___ MATERIAL TO PROCESS

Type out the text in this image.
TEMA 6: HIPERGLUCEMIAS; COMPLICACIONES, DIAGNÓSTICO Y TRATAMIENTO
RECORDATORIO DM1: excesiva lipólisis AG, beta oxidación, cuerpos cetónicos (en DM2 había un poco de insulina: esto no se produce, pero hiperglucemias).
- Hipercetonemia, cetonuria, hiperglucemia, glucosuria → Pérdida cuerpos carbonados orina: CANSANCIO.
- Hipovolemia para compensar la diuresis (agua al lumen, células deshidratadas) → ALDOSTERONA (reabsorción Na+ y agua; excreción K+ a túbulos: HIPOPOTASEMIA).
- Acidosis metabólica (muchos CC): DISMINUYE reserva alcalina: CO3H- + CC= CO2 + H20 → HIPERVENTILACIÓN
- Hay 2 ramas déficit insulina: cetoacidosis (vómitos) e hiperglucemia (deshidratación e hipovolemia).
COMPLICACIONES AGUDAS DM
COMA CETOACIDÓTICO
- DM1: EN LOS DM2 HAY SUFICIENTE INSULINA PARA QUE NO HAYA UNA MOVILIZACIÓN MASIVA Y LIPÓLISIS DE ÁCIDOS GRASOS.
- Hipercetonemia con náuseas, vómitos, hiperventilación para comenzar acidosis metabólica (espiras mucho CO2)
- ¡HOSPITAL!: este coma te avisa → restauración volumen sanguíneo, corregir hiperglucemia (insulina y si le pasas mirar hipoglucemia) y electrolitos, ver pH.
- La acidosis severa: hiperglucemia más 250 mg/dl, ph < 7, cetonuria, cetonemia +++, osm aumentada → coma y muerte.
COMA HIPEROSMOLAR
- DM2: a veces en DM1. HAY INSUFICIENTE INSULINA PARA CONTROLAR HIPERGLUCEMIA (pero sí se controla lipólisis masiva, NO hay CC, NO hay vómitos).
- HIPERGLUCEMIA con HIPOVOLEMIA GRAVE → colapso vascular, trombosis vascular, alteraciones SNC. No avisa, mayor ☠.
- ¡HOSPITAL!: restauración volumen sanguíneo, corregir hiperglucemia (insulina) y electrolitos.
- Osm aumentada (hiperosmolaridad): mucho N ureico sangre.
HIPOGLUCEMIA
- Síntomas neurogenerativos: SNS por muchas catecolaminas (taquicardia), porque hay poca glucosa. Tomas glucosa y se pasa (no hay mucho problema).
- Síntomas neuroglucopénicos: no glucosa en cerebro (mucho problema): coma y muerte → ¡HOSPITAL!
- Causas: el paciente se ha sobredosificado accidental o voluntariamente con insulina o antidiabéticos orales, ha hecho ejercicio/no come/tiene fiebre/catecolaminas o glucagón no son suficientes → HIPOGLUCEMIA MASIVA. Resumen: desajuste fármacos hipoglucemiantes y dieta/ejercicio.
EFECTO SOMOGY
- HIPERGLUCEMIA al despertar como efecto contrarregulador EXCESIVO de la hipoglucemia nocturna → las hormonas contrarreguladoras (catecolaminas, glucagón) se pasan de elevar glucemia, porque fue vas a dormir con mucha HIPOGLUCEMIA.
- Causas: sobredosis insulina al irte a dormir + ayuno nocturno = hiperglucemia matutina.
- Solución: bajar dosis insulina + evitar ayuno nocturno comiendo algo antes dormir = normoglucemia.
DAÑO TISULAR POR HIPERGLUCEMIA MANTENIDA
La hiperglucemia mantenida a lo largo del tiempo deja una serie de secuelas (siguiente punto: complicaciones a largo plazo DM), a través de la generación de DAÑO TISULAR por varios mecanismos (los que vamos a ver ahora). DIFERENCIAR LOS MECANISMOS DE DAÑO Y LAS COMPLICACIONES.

______

**WHAT IS ASKED**.
Copy out every line where the word "ayuno" occurs.

**OUTPUT OF THE TASK**.
- Causas: sobredosis insulina al irte a dormir + ayuno nocturno = hiperglucemia matutina.
- Solución: bajar dosis insulina + evitar ayuno nocturno comiendo algo antes dormir = normoglucemia.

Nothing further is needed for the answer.